**Task objective**
What follows is a set of records, each of which is to be written out exactly.

______________________________

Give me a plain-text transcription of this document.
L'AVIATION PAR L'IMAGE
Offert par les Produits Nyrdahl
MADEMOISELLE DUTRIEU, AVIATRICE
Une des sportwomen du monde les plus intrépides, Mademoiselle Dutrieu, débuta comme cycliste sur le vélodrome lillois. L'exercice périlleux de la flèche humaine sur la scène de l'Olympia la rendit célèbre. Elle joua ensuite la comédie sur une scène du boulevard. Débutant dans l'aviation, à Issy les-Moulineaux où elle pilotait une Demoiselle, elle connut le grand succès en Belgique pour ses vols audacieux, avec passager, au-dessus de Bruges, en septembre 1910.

______________________________

**Completed exercise**
Give me a plain-text transcription of this document.
L'AVIATION PAR L'IMAGE
Offert par les Produits Nyrdahl
MADEMOISELLE DUTRIEU, AVIATRICE
Une des sportwomen du monde les plus intrépides, Mademoiselle Dutrieu, débuta comme cycliste sur le vélodrome lillois. L'exercice périlleux de la flèche humaine sur la scène de l'Olympia la rendit célèbre. Elle joua ensuite la comédie sur une scène du boulevard. Débutant dans l'aviation, à Issy les-Moulineaux où elle pilotait une Demoiselle, elle connut le grand succès en Belgique pour ses vols audacieux, avec passager, au-dessus de Bruges, en septembre 1910.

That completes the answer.